Nothing should be left out: output all of the entries exactly.

[Material to process]
## Start
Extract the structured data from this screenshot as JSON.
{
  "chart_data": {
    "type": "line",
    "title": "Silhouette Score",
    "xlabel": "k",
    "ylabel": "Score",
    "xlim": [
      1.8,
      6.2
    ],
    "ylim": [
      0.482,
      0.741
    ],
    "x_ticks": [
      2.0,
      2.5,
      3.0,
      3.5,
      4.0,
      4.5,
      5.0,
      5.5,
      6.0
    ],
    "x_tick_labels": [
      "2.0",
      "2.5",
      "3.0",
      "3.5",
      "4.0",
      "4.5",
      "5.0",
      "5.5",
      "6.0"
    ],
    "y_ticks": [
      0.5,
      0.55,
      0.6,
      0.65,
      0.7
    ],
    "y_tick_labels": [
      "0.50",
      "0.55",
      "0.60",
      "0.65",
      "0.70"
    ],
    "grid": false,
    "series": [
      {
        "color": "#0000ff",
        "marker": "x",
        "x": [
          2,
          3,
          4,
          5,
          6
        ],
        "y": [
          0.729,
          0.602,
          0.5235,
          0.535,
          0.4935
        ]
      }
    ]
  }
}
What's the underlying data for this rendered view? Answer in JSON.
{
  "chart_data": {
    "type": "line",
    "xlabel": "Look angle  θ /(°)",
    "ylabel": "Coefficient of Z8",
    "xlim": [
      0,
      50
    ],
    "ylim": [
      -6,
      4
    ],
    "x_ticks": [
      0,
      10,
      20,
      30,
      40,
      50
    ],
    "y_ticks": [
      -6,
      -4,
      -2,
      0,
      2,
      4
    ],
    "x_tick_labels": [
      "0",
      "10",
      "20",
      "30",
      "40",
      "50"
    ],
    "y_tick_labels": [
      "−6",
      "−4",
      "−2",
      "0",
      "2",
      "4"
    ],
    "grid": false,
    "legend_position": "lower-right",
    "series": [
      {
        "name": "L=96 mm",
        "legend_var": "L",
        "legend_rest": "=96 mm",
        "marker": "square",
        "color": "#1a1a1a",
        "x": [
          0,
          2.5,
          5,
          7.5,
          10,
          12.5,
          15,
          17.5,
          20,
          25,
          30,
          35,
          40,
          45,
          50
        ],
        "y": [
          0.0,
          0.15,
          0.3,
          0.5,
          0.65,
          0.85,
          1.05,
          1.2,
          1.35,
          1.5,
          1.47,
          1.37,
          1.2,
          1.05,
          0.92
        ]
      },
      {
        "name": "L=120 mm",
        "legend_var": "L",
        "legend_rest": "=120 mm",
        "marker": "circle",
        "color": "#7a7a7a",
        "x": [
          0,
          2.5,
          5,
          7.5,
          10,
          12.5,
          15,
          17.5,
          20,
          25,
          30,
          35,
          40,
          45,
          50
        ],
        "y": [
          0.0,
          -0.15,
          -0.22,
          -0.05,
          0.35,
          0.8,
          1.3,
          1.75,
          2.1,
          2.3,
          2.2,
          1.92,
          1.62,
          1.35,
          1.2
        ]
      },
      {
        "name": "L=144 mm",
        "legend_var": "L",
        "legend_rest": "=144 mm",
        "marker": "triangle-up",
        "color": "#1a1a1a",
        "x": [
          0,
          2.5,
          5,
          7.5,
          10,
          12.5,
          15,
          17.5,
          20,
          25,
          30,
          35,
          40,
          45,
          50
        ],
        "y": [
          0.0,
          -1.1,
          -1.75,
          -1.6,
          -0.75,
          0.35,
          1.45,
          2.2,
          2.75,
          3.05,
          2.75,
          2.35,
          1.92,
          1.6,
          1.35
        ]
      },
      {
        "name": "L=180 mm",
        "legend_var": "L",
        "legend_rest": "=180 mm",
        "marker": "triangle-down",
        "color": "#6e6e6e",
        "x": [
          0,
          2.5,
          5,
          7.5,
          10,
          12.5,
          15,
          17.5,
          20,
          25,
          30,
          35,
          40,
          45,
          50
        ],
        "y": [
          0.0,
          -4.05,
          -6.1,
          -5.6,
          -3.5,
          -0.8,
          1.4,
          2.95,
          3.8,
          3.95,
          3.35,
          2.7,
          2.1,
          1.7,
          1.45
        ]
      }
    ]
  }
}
## End
[Completed task]
Extract the structured data from this screenshot as JSON.
{
  "chart_data": {
    "type": "line",
    "title": "Silhouette Score",
    "xlabel": "k",
    "ylabel": "Score",
    "xlim": [
      1.8,
      6.2
    ],
    "ylim": [
      0.482,
      0.741
    ],
    "x_ticks": [
      2.0,
      2.5,
      3.0,
      3.5,
      4.0,
      4.5,
      5.0,
      5.5,
      6.0
    ],
    "x_tick_labels": [
      "2.0",
      "2.5",
      "3.0",
      "3.5",
      "4.0",
      "4.5",
      "5.0",
      "5.5",
      "6.0"
    ],
    "y_ticks": [
      0.5,
      0.55,
      0.6,
      0.65,
      0.7
    ],
    "y_tick_labels": [
      "0.50",
      "0.55",
      "0.60",
      "0.65",
      "0.70"
    ],
    "grid": false,
    "series": [
      {
        "color": "#0000ff",
        "marker": "x",
        "x": [
          2,
          3,
          4,
          5,
          6
        ],
        "y": [
          0.729,
          0.602,
          0.5235,
          0.535,
          0.4935
        ]
      }
    ]
  }
}
What's the underlying data for this rendered view? Answer in JSON.
{
  "chart_data": {
    "type": "line",
    "xlabel": "Look angle  θ /(°)",
    "ylabel": "Coefficient of Z8",
    "xlim": [
      0,
      50
    ],
    "ylim": [
      -6,
      4
    ],
    "x_ticks": [
      0,
      10,
      20,
      30,
      40,
      50
    ],
    "y_ticks": [
      -6,
      -4,
      -2,
      0,
      2,
      4
    ],
    "x_tick_labels": [
      "0",
      "10",
      "20",
      "30",
      "40",
      "50"
    ],
    "y_tick_labels": [
      "−6",
      "−4",
      "−2",
      "0",
      "2",
      "4"
    ],
    "grid": false,
    "legend_position": "lower-right",
    "series": [
      {
        "name": "L=96 mm",
        "legend_var": "L",
        "legend_rest": "=96 mm",
        "marker": "square",
        "color": "#1a1a1a",
        "x": [
          0,
          2.5,
          5,
          7.5,
          10,
          12.5,
          15,
          17.5,
          20,
          25,
          30,
          35,
          40,
          45,
          50
        ],
        "y": [
          0.0,
          0.15,
          0.3,
          0.5,
          0.65,
          0.85,
          1.05,
          1.2,
          1.35,
          1.5,
          1.47,
          1.37,
          1.2,
          1.05,
          0.92
        ]
      },
      {
        "name": "L=120 mm",
        "legend_var": "L",
        "legend_rest": "=120 mm",
        "marker": "circle",
        "color": "#7a7a7a",
        "x": [
          0,
          2.5,
          5,
          7.5,
          10,
          12.5,
          15,
          17.5,
          20,
          25,
          30,
          35,
          40,
          45,
          50
        ],
        "y": [
          0.0,
          -0.15,
          -0.22,
          -0.05,
          0.35,
          0.8,
          1.3,
          1.75,
          2.1,
          2.3,
          2.2,
          1.92,
          1.62,
          1.35,
          1.2
        ]
      },
      {
        "name": "L=144 mm",
        "legend_var": "L",
        "legend_rest": "=144 mm",
        "marker": "triangle-up",
        "color": "#1a1a1a",
        "x": [
          0,
          2.5,
          5,
          7.5,
          10,
          12.5,
          15,
          17.5,
          20,
          25,
          30,
          35,
          40,
          45,
          50
        ],
        "y": [
          0.0,
          -1.1,
          -1.75,
          -1.6,
          -0.75,
          0.35,
          1.45,
          2.2,
          2.75,
          3.05,
          2.75,
          2.35,
          1.92,
          1.6,
          1.35
        ]
      },
      {
        "name": "L=180 mm",
        "legend_var": "L",
        "legend_rest": "=180 mm",
        "marker": "triangle-down",
        "color": "#6e6e6e",
        "x": [
          0,
          2.5,
          5,
          7.5,
          10,
          12.5,
          15,
          17.5,
          20,
          25,
          30,
          35,
          40,
          45,
          50
        ],
        "y": [
          0.0,
          -4.05,
          -6.1,
          -5.6,
          -3.5,
          -0.8,
          1.4,
          2.95,
          3.8,
          3.95,
          3.35,
          2.7,
          2.1,
          1.7,
          1.45
        ]
      }
    ]
  }
}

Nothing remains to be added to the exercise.